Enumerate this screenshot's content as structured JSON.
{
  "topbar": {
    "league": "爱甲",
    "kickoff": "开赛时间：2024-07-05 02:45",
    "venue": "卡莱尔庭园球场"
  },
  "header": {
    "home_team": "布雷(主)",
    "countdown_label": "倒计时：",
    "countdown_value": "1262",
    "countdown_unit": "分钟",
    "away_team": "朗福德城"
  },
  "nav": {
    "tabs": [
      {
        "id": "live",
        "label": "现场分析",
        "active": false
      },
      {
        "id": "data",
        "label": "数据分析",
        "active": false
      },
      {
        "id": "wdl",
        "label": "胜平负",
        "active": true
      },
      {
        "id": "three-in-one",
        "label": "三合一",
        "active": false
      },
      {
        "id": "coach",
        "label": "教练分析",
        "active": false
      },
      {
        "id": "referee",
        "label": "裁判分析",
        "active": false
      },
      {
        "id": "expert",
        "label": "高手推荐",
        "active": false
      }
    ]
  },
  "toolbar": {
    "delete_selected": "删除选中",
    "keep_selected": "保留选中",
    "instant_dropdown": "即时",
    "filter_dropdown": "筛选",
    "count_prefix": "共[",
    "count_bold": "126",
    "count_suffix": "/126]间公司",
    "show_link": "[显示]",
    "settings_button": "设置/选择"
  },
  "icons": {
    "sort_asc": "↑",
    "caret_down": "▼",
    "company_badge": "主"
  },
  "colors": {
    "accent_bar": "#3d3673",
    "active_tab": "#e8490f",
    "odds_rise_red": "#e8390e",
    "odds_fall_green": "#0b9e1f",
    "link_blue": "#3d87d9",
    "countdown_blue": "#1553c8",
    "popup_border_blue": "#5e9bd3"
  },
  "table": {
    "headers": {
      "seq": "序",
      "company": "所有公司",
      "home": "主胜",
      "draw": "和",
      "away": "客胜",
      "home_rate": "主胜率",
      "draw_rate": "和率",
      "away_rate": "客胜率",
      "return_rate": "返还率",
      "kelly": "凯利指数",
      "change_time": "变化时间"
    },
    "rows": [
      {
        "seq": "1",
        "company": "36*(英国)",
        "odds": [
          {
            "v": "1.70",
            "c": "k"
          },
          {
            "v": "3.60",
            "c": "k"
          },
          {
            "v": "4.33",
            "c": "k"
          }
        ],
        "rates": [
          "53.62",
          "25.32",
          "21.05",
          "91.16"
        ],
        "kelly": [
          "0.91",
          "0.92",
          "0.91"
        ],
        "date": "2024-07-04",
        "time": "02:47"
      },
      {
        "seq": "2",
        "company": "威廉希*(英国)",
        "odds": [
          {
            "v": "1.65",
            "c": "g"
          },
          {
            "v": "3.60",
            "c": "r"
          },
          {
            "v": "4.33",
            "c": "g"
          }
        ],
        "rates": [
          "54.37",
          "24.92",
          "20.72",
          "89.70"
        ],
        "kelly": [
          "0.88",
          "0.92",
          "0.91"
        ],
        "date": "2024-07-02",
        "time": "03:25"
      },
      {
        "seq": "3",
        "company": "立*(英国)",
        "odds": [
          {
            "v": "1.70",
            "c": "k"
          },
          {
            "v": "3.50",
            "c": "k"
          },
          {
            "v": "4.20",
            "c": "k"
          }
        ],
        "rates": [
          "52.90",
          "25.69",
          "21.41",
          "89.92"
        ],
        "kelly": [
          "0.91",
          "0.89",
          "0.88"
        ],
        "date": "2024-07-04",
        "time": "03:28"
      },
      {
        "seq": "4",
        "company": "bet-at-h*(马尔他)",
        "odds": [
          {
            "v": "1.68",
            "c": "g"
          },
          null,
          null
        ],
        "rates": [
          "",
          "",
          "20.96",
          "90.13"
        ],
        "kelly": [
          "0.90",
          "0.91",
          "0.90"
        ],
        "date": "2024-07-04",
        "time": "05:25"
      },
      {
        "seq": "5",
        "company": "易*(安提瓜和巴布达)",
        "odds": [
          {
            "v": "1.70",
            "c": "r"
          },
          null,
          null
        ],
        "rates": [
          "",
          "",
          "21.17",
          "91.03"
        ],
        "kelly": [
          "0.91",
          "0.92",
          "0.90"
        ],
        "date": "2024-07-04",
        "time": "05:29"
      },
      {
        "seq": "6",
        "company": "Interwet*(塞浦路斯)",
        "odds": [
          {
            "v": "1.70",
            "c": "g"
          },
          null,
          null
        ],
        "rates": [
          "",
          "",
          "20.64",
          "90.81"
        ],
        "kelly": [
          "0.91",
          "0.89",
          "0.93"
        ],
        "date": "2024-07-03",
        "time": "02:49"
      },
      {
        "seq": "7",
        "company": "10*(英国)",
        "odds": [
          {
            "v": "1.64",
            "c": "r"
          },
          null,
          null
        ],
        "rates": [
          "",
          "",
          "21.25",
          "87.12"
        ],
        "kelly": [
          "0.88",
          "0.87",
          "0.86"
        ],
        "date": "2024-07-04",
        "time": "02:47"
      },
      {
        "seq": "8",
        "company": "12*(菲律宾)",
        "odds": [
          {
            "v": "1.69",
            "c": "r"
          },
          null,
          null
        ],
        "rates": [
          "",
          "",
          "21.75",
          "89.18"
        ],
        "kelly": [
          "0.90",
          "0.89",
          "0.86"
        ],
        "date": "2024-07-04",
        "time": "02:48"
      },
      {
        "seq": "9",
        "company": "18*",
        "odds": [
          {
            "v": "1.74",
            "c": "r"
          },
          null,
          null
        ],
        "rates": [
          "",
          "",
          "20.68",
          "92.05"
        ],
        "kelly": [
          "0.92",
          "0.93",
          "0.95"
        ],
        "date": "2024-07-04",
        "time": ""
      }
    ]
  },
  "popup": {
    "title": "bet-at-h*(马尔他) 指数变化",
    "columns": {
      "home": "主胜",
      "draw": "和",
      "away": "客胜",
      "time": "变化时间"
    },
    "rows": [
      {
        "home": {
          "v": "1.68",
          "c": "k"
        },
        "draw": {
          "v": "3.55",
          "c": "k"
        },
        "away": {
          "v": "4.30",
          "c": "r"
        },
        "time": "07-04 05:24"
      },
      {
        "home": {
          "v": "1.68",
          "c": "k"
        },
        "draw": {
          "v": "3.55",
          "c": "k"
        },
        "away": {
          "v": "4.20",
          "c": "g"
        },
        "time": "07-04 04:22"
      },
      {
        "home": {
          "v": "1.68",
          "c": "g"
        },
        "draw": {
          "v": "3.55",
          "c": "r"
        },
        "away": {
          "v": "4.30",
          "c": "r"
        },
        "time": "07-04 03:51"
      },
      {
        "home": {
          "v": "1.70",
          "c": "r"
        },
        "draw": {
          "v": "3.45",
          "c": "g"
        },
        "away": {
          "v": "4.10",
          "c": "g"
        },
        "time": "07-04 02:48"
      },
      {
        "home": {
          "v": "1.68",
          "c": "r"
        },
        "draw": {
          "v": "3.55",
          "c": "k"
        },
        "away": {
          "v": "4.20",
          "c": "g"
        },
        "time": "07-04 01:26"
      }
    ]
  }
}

THE EXERCISE: Output all preceding records character for character.

TASK OUTPUT:
Enumerate this screenshot's content as structured JSON.
{
  "topbar": {
    "league": "爱甲",
    "kickoff": "开赛时间：2024-07-05 02:45",
    "venue": "卡莱尔庭园球场"
  },
  "header": {
    "home_team": "布雷(主)",
    "countdown_label": "倒计时：",
    "countdown_value": "1262",
    "countdown_unit": "分钟",
    "away_team": "朗福德城"
  },
  "nav": {
    "tabs": [
      {
        "id": "live",
        "label": "现场分析",
        "active": false
      },
      {
        "id": "data",
        "label": "数据分析",
        "active": false
      },
      {
        "id": "wdl",
        "label": "胜平负",
        "active": true
      },
      {
        "id": "three-in-one",
        "label": "三合一",
        "active": false
      },
      {
        "id": "coach",
        "label": "教练分析",
        "active": false
      },
      {
        "id": "referee",
        "label": "裁判分析",
        "active": false
      },
      {
        "id": "expert",
        "label": "高手推荐",
        "active": false
      }
    ]
  },
  "toolbar": {
    "delete_selected": "删除选中",
    "keep_selected": "保留选中",
    "instant_dropdown": "即时",
    "filter_dropdown": "筛选",
    "count_prefix": "共[",
    "count_bold": "126",
    "count_suffix": "/126]间公司",
    "show_link": "[显示]",
    "settings_button": "设置/选择"
  },
  "icons": {
    "sort_asc": "↑",
    "caret_down": "▼",
    "company_badge": "主"
  },
  "colors": {
    "accent_bar": "#3d3673",
    "active_tab": "#e8490f",
    "odds_rise_red": "#e8390e",
    "odds_fall_green": "#0b9e1f",
    "link_blue": "#3d87d9",
    "countdown_blue": "#1553c8",
    "popup_border_blue": "#5e9bd3"
  },
  "table": {
    "headers": {
      "seq": "序",
      "company": "所有公司",
      "home": "主胜",
      "draw": "和",
      "away": "客胜",
      "home_rate": "主胜率",
      "draw_rate": "和率",
      "away_rate": "客胜率",
      "return_rate": "返还率",
      "kelly": "凯利指数",
      "change_time": "变化时间"
    },
    "rows": [
      {
        "seq": "1",
        "company": "36*(英国)",
        "odds": [
          {
            "v": "1.70",
            "c": "k"
          },
          {
            "v": "3.60",
            "c": "k"
          },
          {
            "v": "4.33",
            "c": "k"
          }
        ],
        "rates": [
          "53.62",
          "25.32",
          "21.05",
          "91.16"
        ],
        "kelly": [
          "0.91",
          "0.92",
          "0.91"
        ],
        "date": "2024-07-04",
        "time": "02:47"
      },
      {
        "seq": "2",
        "company": "威廉希*(英国)",
        "odds": [
          {
            "v": "1.65",
            "c": "g"
          },
          {
            "v": "3.60",
            "c": "r"
          },
          {
            "v": "4.33",
            "c": "g"
          }
        ],
        "rates": [
          "54.37",
          "24.92",
          "20.72",
          "89.70"
        ],
        "kelly": [
          "0.88",
          "0.92",
          "0.91"
        ],
        "date": "2024-07-02",
        "time": "03:25"
      },
      {
        "seq": "3",
        "company": "立*(英国)",
        "odds": [
          {
            "v": "1.70",
            "c": "k"
          },
          {
            "v": "3.50",
            "c": "k"
          },
          {
            "v": "4.20",
            "c": "k"
          }
        ],
        "rates": [
          "52.90",
          "25.69",
          "21.41",
          "89.92"
        ],
        "kelly": [
          "0.91",
          "0.89",
          "0.88"
        ],
        "date": "2024-07-04",
        "time": "03:28"
      },
      {
        "seq": "4",
        "company": "bet-at-h*(马尔他)",
        "odds": [
          {
            "v": "1.68",
            "c": "g"
          },
          null,
          null
        ],
        "rates": [
          "",
          "",
          "20.96",
          "90.13"
        ],
        "kelly": [
          "0.90",
          "0.91",
          "0.90"
        ],
        "date": "2024-07-04",
        "time": "05:25"
      },
      {
        "seq": "5",
        "company": "易*(安提瓜和巴布达)",
        "odds": [
          {
            "v": "1.70",
            "c": "r"
          },
          null,
          null
        ],
        "rates": [
          "",
          "",
          "21.17",
          "91.03"
        ],
        "kelly": [
          "0.91",
          "0.92",
          "0.90"
        ],
        "date": "2024-07-04",
        "time": "05:29"
      },
      {
        "seq": "6",
        "company": "Interwet*(塞浦路斯)",
        "odds": [
          {
            "v": "1.70",
            "c": "g"
          },
          null,
          null
        ],
        "rates": [
          "",
          "",
          "20.64",
          "90.81"
        ],
        "kelly": [
          "0.91",
          "0.89",
          "0.93"
        ],
        "date": "2024-07-03",
        "time": "02:49"
      },
      {
        "seq": "7",
        "company": "10*(英国)",
        "odds": [
          {
            "v": "1.64",
            "c": "r"
          },
          null,
          null
        ],
        "rates": [
          "",
          "",
          "21.25",
          "87.12"
        ],
        "kelly": [
          "0.88",
          "0.87",
          "0.86"
        ],
        "date": "2024-07-04",
        "time": "02:47"
      },
      {
        "seq": "8",
        "company": "12*(菲律宾)",
        "odds": [
          {
            "v": "1.69",
            "c": "r"
          },
          null,
          null
        ],
        "rates": [
          "",
          "",
          "21.75",
          "89.18"
        ],
        "kelly": [
          "0.90",
          "0.89",
          "0.86"
        ],
        "date": "2024-07-04",
        "time": "02:48"
      },
      {
        "seq": "9",
        "company": "18*",
        "odds": [
          {
            "v": "1.74",
            "c": "r"
          },
          null,
          null
        ],
        "rates": [
          "",
          "",
          "20.68",
          "92.05"
        ],
        "kelly": [
          "0.92",
          "0.93",
          "0.95"
        ],
        "date": "2024-07-04",
        "time": ""
      }
    ]
  },
  "popup": {
    "title": "bet-at-h*(马尔他) 指数变化",
    "columns": {
      "home": "主胜",
      "draw": "和",
      "away": "客胜",
      "time": "变化时间"
    },
    "rows": [
      {
        "home": {
          "v": "1.68",
          "c": "k"
        },
        "draw": {
          "v": "3.55",
          "c": "k"
        },
        "away": {
          "v": "4.30",
          "c": "r"
        },
        "time": "07-04 05:24"
      },
      {
        "home": {
          "v": "1.68",
          "c": "k"
        },
        "draw": {
          "v": "3.55",
          "c": "k"
        },
        "away": {
          "v": "4.20",
          "c": "g"
        },
        "time": "07-04 04:22"
      },
      {
        "home": {
          "v": "1.68",
          "c": "g"
        },
        "draw": {
          "v": "3.55",
          "c": "r"
        },
        "away": {
          "v": "4.30",
          "c": "r"
        },
        "time": "07-04 03:51"
      },
      {
        "home": {
          "v": "1.70",
          "c": "r"
        },
        "draw": {
          "v": "3.45",
          "c": "g"
        },
        "away": {
          "v": "4.10",
          "c": "g"
        },
        "time": "07-04 02:48"
      },
      {
        "home": {
          "v": "1.68",
          "c": "r"
        },
        "draw": {
          "v": "3.55",
          "c": "k"
        },
        "away": {
          "v": "4.20",
          "c": "g"
        },
        "time": "07-04 01:26"
      }
    ]
  }
}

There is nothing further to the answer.